### Recorded data
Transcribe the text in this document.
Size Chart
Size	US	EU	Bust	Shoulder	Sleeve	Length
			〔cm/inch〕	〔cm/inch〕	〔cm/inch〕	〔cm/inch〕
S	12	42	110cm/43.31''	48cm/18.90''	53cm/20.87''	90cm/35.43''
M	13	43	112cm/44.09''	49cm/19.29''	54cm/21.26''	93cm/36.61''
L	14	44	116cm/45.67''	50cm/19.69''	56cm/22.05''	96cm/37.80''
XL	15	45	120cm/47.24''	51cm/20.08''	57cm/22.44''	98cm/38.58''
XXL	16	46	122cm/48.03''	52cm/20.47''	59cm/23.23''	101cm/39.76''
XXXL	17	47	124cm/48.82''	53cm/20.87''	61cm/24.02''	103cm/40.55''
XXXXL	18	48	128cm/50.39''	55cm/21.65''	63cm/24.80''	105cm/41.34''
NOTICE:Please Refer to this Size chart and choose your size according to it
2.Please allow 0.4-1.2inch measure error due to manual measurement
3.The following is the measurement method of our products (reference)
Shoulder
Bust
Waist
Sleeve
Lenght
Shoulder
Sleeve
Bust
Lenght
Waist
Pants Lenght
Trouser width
* * *
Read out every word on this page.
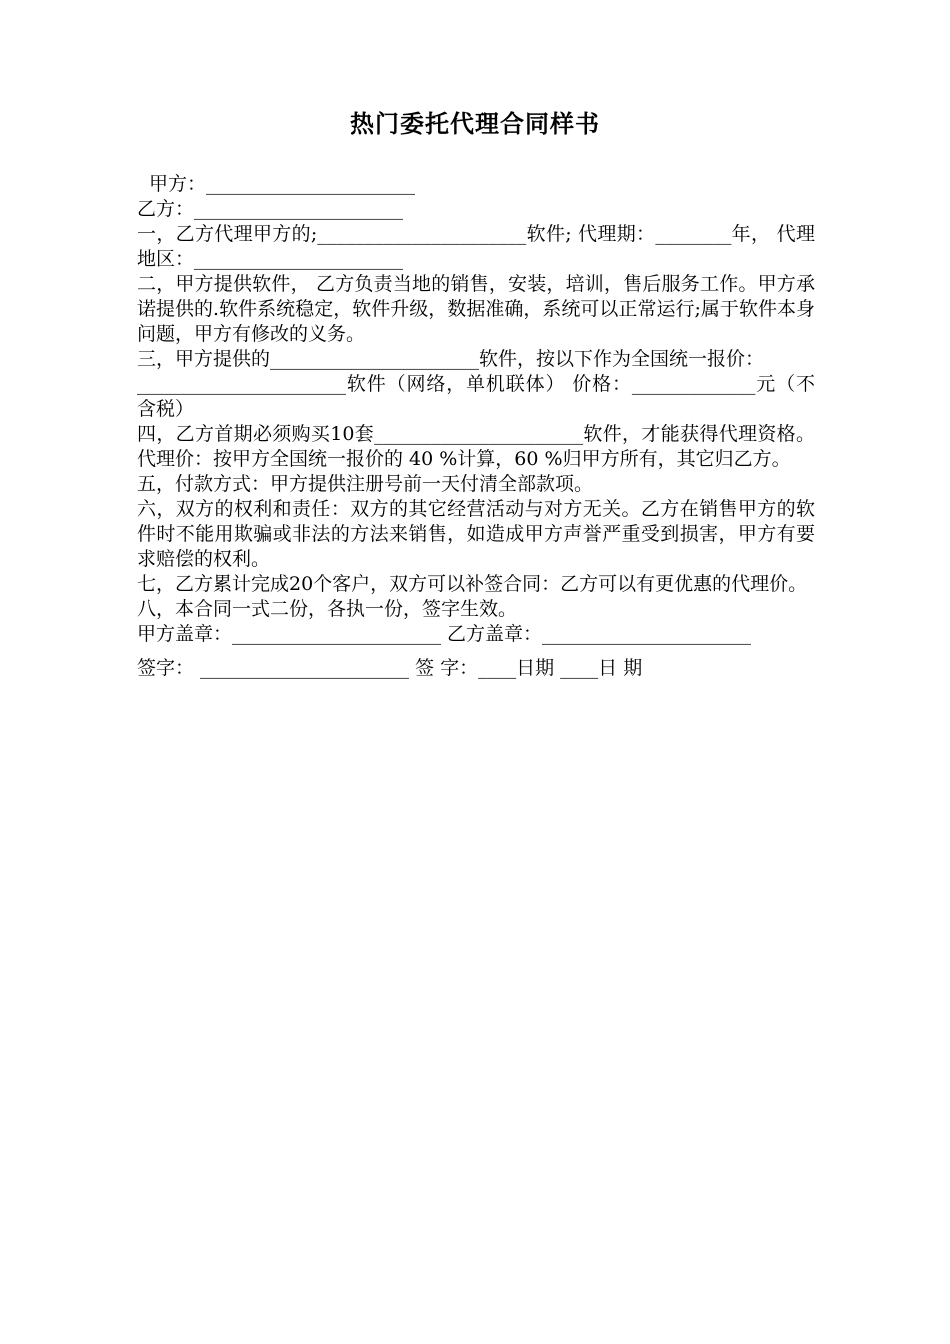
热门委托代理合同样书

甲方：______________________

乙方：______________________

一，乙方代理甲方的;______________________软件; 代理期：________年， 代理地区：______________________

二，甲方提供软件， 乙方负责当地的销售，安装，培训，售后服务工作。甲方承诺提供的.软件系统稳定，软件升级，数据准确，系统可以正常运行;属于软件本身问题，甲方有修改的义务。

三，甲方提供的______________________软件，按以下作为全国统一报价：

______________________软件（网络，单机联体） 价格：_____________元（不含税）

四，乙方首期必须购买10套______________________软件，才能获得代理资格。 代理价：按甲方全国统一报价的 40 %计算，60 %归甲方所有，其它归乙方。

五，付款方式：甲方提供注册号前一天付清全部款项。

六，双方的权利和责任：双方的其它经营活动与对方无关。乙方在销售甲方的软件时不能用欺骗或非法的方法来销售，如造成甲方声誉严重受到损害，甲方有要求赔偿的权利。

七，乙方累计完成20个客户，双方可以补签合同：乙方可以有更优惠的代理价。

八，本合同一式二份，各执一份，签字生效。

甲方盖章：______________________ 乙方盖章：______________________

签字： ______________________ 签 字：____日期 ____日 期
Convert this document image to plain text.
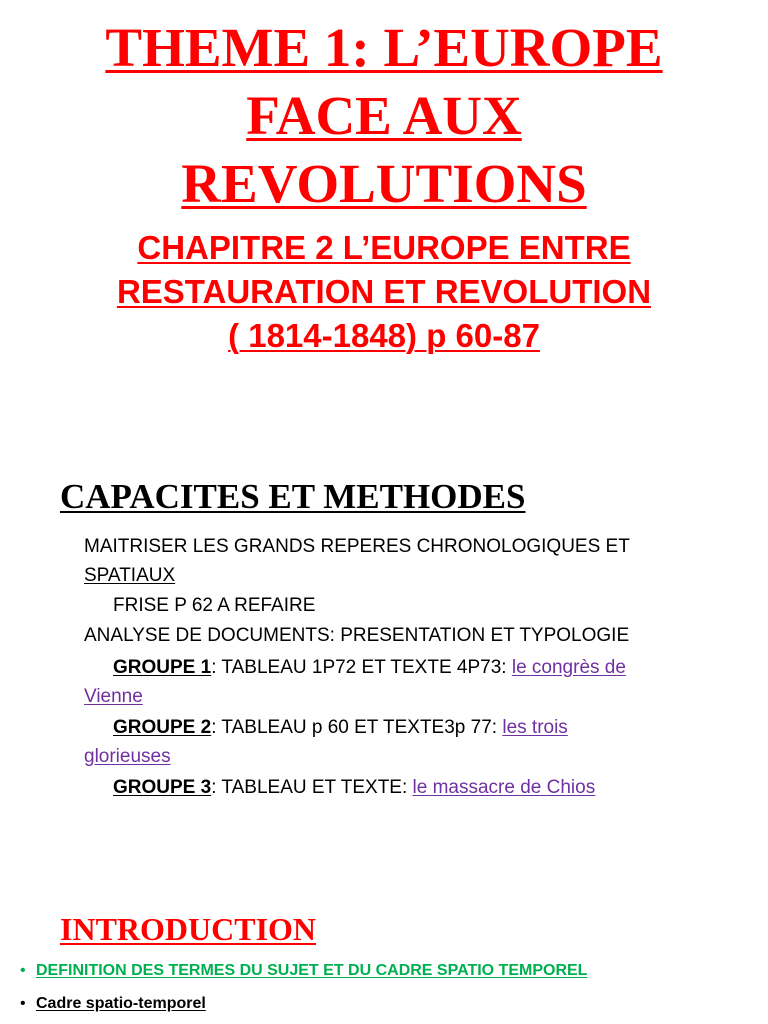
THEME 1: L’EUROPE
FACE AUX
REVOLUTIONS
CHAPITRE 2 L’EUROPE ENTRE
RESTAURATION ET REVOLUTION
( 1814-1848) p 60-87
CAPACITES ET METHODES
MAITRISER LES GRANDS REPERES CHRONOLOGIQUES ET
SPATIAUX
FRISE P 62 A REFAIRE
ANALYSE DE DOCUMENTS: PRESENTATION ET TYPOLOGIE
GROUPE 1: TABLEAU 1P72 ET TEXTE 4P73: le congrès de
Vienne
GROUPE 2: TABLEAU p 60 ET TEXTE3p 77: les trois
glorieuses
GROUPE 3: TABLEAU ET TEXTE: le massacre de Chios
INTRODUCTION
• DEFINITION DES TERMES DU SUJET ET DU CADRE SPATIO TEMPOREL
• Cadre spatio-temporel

### INSTRUCTION
Look through the data above. Copy every line with the string "TABLEAU" in it.

### WRITTEN ANSWER
GROUPE 1: TABLEAU 1P72 ET TEXTE 4P73: le congrès de
GROUPE 2: TABLEAU p 60 ET TEXTE3p 77: les trois
GROUPE 3: TABLEAU ET TEXTE: le massacre de Chios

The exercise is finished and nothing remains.